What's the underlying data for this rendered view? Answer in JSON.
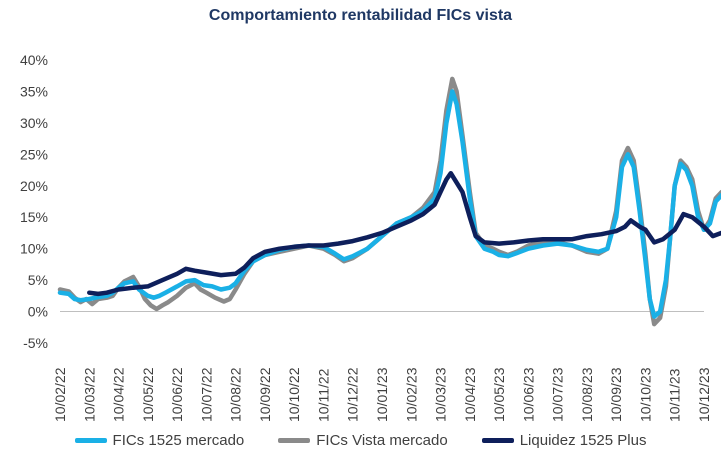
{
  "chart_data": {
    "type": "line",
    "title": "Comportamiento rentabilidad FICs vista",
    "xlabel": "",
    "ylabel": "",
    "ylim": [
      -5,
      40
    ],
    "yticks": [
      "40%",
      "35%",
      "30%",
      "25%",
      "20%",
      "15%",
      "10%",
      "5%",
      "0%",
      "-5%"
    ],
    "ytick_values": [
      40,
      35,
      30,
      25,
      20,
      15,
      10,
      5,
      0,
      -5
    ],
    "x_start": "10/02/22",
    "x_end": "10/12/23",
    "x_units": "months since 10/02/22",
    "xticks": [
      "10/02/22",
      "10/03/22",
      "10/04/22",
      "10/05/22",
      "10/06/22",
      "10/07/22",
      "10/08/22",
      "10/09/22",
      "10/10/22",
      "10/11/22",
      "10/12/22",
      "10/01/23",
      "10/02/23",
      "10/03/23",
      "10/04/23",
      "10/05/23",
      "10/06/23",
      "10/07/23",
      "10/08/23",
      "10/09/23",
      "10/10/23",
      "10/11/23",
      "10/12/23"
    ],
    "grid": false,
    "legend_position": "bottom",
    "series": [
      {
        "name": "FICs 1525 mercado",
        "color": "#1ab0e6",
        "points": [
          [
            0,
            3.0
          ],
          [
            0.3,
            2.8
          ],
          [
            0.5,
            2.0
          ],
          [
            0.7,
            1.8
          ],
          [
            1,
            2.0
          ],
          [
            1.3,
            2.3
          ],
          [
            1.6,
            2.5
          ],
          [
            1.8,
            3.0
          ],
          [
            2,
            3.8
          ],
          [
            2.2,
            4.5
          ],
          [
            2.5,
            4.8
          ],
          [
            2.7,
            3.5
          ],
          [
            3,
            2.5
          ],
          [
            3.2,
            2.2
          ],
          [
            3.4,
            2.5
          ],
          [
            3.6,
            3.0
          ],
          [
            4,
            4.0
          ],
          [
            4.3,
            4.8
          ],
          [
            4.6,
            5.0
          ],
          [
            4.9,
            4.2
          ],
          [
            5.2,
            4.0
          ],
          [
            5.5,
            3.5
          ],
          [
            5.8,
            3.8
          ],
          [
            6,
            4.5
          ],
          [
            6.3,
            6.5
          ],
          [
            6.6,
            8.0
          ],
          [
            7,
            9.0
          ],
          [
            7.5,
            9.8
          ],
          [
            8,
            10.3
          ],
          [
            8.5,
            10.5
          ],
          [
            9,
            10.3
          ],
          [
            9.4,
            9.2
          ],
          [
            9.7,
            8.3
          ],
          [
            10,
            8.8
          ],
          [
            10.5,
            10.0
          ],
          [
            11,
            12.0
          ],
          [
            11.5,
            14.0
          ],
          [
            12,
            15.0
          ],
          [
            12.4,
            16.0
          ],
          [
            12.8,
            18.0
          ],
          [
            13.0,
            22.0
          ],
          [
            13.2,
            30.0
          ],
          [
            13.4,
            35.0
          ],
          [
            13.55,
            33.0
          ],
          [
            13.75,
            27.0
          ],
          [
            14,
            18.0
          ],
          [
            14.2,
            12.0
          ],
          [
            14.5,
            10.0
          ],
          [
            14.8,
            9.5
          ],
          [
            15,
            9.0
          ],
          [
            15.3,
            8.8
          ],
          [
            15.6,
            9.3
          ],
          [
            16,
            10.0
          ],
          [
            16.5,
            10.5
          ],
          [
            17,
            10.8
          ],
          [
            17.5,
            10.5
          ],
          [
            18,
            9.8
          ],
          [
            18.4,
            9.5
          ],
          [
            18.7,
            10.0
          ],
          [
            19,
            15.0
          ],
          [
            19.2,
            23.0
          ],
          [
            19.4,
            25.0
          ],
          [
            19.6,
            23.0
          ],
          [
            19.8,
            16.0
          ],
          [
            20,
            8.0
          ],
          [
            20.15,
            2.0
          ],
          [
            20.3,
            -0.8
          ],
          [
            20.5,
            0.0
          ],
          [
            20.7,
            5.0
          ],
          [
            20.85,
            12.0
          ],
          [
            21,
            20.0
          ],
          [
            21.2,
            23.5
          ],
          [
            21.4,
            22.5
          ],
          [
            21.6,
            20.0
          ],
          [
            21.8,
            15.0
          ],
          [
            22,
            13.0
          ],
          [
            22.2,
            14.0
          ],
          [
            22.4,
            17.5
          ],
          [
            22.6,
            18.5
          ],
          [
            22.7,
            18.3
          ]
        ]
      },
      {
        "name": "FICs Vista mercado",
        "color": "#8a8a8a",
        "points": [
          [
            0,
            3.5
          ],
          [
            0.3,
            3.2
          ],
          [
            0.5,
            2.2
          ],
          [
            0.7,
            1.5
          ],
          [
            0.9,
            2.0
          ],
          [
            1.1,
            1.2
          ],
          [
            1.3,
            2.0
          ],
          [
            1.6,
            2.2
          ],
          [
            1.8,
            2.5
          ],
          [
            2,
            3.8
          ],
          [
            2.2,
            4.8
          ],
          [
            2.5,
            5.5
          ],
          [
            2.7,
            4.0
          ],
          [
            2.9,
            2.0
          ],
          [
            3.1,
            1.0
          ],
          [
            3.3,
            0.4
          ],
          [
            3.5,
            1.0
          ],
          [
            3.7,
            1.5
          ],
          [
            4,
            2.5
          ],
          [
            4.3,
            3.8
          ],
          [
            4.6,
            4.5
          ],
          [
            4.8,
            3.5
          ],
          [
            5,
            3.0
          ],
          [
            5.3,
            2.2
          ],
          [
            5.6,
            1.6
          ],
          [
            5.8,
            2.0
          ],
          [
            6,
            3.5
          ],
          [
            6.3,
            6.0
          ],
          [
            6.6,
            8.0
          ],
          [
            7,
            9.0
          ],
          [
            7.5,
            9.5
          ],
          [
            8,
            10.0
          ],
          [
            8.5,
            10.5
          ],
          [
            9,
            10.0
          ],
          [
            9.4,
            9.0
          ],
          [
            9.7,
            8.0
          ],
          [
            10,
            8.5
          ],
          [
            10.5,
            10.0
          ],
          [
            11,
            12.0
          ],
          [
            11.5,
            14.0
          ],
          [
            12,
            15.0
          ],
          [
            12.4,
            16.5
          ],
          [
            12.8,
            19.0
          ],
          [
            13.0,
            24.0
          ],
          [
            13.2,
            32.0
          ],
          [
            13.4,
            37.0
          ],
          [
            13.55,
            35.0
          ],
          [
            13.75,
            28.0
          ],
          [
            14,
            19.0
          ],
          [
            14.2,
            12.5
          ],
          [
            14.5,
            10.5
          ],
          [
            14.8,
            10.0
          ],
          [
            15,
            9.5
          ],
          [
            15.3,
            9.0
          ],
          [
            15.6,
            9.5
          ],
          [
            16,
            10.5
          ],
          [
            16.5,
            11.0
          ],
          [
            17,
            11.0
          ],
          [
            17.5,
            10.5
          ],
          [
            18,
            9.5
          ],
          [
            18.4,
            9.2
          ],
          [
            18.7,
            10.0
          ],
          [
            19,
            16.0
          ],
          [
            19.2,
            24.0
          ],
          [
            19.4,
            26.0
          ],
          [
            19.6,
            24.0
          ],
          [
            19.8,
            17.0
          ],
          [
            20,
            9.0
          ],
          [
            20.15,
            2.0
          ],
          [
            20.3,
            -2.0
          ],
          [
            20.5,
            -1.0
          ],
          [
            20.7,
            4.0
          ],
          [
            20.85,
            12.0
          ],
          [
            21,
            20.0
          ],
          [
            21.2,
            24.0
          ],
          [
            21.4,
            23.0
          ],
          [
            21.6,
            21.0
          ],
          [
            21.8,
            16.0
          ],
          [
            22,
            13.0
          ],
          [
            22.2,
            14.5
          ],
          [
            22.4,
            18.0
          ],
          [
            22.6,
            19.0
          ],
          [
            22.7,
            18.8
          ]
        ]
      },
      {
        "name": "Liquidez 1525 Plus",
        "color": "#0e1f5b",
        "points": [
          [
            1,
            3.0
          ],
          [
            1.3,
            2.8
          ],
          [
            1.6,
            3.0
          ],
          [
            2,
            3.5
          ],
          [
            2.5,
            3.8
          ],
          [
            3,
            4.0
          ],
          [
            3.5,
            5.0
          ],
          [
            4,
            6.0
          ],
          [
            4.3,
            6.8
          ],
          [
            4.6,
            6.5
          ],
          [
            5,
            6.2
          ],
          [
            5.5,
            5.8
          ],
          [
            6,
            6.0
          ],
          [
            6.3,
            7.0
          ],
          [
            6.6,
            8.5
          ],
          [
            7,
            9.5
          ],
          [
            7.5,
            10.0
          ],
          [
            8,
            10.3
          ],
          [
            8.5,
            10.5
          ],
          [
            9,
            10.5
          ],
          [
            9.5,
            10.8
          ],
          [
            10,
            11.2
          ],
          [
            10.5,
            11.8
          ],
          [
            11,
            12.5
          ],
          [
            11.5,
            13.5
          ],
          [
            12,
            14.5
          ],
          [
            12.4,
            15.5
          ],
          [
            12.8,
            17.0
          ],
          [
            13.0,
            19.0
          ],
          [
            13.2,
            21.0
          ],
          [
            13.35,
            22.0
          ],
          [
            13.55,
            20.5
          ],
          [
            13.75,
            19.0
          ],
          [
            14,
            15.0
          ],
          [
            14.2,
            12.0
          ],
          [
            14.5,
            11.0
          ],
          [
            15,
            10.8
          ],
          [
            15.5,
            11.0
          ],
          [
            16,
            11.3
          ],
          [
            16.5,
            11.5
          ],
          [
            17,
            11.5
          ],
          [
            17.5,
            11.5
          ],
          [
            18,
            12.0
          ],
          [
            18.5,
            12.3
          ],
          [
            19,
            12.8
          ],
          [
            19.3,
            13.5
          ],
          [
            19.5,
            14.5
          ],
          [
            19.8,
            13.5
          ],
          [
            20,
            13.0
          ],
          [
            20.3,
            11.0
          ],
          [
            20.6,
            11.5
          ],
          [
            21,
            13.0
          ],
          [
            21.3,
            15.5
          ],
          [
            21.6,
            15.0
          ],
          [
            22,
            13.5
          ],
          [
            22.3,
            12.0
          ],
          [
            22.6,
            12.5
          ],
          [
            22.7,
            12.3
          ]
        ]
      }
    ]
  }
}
▬▬▬▬▬▬▬▬▬▬
WHAT THE EXERCISE ASKS. Copy every line in the records above that contains the word "mercado".

RESPONSE.
        "name": "FICs 1525 mercado",
        "name": "FICs Vista mercado",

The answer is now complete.